→ GIVEN INFORMATION
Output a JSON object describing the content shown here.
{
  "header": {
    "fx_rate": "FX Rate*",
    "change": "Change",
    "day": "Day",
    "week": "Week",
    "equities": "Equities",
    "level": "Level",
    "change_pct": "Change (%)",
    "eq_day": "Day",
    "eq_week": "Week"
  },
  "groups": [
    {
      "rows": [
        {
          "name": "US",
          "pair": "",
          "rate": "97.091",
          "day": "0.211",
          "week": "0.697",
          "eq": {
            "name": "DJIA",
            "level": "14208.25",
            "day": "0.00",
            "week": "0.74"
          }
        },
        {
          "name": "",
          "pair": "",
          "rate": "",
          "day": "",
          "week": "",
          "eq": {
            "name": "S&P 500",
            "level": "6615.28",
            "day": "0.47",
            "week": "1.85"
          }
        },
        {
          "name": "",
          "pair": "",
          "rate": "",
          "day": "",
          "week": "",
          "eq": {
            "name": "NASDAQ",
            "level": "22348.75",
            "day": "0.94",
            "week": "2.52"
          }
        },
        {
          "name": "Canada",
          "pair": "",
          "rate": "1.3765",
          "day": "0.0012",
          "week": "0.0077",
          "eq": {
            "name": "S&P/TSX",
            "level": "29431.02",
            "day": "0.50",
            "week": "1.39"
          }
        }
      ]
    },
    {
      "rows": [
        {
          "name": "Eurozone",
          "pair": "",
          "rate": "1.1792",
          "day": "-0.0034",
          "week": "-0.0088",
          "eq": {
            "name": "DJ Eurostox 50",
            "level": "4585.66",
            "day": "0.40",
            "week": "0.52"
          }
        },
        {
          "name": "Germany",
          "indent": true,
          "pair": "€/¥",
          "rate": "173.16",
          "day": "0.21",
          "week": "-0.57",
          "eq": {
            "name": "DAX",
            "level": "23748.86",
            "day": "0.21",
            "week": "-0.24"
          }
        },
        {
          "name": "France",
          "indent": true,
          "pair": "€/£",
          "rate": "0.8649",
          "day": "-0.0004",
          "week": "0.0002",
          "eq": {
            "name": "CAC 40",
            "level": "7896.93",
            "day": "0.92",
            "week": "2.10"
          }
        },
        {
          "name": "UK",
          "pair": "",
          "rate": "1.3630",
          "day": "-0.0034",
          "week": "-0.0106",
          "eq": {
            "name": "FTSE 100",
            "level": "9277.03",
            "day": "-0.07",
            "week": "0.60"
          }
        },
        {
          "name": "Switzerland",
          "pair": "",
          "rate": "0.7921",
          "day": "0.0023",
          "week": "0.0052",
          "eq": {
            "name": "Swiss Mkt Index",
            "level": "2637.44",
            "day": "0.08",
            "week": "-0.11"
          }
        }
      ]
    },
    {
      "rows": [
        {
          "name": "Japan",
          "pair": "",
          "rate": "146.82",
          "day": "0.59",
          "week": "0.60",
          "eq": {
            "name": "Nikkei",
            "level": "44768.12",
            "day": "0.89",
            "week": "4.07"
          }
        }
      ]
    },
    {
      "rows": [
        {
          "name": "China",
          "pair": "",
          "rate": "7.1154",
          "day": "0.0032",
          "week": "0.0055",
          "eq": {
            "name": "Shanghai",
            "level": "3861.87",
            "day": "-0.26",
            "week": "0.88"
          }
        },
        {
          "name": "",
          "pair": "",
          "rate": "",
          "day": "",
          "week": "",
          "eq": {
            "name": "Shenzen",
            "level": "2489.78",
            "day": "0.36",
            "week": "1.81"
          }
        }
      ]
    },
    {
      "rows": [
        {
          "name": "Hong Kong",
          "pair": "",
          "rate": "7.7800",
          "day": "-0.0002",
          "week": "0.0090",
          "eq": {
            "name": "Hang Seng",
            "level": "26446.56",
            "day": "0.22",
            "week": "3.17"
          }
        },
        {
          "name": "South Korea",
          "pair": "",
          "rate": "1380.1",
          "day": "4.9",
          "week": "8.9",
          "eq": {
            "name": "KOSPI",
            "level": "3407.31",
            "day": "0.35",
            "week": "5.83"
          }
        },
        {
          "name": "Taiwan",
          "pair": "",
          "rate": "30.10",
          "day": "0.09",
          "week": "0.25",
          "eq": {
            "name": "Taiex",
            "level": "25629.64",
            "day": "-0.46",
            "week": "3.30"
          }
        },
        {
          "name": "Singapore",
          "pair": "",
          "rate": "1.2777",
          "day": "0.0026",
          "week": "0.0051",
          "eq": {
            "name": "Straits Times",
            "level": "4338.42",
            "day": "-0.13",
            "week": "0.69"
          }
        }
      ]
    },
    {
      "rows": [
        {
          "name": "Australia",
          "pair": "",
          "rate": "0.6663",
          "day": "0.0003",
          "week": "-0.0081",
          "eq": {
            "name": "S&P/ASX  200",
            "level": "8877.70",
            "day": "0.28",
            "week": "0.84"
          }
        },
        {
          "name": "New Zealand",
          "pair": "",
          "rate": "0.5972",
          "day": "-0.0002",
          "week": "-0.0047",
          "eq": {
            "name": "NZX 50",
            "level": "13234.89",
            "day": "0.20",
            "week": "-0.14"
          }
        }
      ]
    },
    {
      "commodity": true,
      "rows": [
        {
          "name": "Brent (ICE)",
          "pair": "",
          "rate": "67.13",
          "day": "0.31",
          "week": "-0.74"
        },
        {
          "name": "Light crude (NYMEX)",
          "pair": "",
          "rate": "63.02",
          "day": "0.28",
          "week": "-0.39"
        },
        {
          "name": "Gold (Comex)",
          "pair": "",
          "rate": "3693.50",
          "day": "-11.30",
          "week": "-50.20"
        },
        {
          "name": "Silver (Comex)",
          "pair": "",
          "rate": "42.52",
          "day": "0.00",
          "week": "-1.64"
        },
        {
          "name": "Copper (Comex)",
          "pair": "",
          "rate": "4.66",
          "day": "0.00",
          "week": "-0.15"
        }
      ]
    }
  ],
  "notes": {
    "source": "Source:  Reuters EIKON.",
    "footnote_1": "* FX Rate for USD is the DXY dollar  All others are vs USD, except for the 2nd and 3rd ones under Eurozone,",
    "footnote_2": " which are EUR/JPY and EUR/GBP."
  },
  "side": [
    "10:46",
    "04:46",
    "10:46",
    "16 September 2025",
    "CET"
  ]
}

→ WRITTEN EXERCISE
Only lines with the word "Comex" are wanted, so copy each one from the records.

→ THE RESULT
          "name": "Gold (Comex)",
          "name": "Silver (Comex)",
          "name": "Copper (Comex)",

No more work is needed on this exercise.